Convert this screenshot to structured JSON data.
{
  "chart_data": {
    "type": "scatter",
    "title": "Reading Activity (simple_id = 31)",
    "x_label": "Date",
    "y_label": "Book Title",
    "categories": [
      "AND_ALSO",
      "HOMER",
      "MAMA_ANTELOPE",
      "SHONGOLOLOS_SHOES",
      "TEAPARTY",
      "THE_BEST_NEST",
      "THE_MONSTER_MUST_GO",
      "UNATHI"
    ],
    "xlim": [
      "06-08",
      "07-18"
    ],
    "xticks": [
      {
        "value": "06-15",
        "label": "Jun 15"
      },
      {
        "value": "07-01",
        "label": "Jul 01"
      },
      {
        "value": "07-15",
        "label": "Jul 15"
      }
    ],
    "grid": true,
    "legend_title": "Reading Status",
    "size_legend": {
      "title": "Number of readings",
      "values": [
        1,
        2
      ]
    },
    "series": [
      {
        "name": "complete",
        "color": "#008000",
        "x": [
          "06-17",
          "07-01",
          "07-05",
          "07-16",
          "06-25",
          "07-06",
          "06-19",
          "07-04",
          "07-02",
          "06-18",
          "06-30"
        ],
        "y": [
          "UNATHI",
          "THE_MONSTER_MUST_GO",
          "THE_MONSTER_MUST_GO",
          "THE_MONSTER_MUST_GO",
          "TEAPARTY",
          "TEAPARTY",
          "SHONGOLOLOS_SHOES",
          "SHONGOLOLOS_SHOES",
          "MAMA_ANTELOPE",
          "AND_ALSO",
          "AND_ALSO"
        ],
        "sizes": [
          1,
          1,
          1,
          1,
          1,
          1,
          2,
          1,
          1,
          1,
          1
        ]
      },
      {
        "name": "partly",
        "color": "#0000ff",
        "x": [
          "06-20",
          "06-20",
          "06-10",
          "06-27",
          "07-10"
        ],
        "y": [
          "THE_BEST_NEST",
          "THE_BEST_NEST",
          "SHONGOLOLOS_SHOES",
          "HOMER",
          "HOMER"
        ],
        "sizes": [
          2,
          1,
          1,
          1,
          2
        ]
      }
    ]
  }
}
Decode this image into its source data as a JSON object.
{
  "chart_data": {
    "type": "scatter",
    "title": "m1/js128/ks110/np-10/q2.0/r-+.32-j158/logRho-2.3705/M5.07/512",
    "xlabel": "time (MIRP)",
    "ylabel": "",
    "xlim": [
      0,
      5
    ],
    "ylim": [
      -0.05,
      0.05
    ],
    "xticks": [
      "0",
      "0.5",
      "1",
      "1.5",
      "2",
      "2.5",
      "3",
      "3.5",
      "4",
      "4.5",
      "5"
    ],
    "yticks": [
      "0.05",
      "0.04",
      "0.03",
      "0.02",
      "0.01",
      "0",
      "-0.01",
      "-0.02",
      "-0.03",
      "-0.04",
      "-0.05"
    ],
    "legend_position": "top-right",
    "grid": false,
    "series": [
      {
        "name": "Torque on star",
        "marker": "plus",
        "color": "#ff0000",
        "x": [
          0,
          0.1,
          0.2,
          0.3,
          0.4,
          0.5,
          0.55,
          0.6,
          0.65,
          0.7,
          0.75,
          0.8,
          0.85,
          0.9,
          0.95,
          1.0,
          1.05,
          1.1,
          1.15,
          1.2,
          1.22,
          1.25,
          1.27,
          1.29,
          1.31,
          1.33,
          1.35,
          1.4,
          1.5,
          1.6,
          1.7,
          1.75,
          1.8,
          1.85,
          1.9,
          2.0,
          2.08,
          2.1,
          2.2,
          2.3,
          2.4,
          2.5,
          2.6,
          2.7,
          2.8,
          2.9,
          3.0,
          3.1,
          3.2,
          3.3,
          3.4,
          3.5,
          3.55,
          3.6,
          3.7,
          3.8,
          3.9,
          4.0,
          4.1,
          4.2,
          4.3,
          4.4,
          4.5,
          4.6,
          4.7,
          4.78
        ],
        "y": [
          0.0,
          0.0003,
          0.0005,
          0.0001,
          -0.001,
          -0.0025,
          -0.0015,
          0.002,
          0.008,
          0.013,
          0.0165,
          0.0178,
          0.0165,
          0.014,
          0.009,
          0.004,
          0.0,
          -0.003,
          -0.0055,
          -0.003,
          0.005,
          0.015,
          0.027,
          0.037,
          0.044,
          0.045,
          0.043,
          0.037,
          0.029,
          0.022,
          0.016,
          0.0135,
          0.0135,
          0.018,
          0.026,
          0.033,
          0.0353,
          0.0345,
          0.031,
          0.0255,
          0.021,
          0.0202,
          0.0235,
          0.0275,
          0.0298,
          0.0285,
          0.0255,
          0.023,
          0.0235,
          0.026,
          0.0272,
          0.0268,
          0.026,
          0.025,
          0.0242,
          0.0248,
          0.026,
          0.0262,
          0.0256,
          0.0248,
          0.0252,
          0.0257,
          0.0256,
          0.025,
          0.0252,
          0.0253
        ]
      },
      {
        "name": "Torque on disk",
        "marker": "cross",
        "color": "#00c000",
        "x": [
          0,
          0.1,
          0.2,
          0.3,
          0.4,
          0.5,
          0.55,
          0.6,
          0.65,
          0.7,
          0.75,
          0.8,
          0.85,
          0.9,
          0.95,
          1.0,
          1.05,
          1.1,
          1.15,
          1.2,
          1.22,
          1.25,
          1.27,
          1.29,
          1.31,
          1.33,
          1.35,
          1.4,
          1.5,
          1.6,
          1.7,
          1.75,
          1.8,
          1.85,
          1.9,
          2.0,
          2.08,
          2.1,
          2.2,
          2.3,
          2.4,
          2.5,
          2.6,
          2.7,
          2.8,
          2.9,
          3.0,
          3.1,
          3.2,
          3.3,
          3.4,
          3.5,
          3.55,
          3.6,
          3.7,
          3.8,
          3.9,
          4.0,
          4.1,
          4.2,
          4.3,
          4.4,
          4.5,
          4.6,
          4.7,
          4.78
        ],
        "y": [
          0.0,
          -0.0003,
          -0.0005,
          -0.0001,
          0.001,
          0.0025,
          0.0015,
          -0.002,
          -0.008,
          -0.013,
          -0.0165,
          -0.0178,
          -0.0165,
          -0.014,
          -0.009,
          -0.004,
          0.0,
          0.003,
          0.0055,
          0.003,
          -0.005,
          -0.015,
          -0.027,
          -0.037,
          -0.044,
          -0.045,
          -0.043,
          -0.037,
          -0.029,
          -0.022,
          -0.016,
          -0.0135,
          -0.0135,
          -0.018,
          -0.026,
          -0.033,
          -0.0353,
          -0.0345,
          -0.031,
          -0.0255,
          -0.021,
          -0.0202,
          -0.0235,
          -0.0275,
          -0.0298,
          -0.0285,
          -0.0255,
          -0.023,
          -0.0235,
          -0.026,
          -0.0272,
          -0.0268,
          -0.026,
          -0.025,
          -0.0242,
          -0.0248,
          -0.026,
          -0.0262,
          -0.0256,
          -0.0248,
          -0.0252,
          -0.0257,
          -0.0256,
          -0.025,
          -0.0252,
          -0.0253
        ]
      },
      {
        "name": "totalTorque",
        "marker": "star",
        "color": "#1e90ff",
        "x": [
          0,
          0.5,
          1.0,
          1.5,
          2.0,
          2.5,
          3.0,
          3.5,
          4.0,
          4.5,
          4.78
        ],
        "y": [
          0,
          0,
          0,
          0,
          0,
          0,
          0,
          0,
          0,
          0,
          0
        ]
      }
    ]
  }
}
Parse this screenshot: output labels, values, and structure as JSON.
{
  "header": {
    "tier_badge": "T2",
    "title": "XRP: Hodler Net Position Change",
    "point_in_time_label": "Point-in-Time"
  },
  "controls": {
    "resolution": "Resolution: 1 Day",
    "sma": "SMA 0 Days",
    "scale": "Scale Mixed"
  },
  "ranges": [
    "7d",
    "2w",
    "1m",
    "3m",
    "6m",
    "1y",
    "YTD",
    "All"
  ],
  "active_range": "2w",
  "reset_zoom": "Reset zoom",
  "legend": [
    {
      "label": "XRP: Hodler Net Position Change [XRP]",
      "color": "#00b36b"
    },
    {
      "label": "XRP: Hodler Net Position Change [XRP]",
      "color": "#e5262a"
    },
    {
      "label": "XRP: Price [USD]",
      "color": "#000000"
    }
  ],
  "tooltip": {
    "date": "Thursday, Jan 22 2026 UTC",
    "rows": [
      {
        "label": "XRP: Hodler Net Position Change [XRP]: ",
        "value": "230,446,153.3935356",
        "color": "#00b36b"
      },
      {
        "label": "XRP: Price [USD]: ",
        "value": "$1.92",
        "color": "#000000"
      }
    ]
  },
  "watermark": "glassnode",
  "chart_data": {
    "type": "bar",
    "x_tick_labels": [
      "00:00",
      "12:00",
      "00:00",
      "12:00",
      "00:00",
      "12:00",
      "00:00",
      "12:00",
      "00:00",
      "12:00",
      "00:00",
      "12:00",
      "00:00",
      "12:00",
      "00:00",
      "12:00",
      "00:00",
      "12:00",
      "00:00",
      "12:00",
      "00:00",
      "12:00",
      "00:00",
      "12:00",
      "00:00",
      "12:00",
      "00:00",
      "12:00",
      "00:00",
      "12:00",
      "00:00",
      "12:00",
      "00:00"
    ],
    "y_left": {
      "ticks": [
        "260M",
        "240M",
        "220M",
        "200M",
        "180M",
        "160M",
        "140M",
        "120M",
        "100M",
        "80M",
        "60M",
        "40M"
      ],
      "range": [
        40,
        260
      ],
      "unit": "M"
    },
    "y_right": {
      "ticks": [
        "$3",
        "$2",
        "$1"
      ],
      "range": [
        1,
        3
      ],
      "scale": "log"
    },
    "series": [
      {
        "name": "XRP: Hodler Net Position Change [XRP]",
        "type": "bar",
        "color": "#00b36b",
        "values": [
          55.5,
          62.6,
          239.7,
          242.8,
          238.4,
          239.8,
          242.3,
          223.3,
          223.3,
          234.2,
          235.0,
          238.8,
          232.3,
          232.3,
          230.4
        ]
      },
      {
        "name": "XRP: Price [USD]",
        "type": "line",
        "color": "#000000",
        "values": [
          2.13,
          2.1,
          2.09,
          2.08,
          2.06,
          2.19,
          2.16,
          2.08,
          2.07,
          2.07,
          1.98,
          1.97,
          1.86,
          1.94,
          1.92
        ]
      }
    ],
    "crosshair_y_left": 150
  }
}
-- -- --
#### [Work required]
Count all lines of the data that include "screenshot". The answer is the number alone.

#### [Solution for this problem]
2